### Your goal
From the entries below, say how many lines carry the word "values", and give nothing but the number.
# Recorded data start
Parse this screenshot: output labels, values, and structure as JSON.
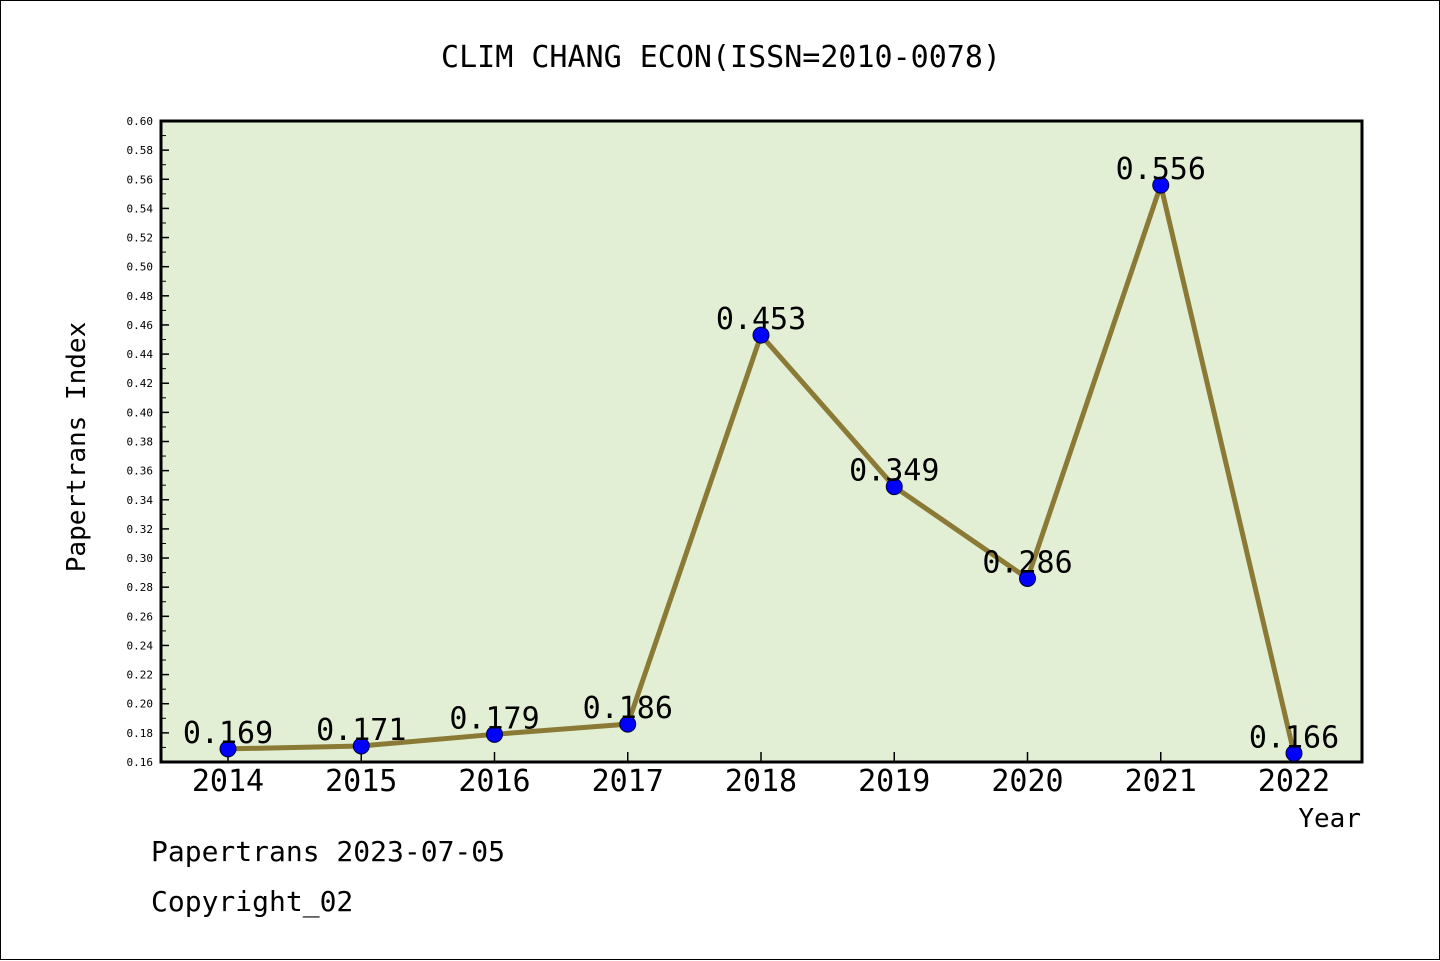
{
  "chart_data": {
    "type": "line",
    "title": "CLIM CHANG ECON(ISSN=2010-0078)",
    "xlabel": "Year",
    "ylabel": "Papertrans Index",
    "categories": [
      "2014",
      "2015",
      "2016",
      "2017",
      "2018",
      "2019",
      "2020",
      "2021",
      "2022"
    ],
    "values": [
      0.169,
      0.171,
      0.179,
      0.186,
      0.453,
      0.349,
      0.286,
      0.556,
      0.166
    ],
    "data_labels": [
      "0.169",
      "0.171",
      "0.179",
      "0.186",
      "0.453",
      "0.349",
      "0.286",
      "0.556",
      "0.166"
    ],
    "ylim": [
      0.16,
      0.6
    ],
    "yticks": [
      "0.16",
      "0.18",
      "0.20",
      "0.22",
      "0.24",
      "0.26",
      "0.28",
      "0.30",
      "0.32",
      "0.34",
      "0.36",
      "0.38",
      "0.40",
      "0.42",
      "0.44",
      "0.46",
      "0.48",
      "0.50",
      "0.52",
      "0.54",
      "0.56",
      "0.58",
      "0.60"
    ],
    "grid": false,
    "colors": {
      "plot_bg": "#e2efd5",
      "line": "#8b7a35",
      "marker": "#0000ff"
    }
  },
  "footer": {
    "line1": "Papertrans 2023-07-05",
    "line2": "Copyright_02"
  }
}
# Recorded data end
### Solved exercise
2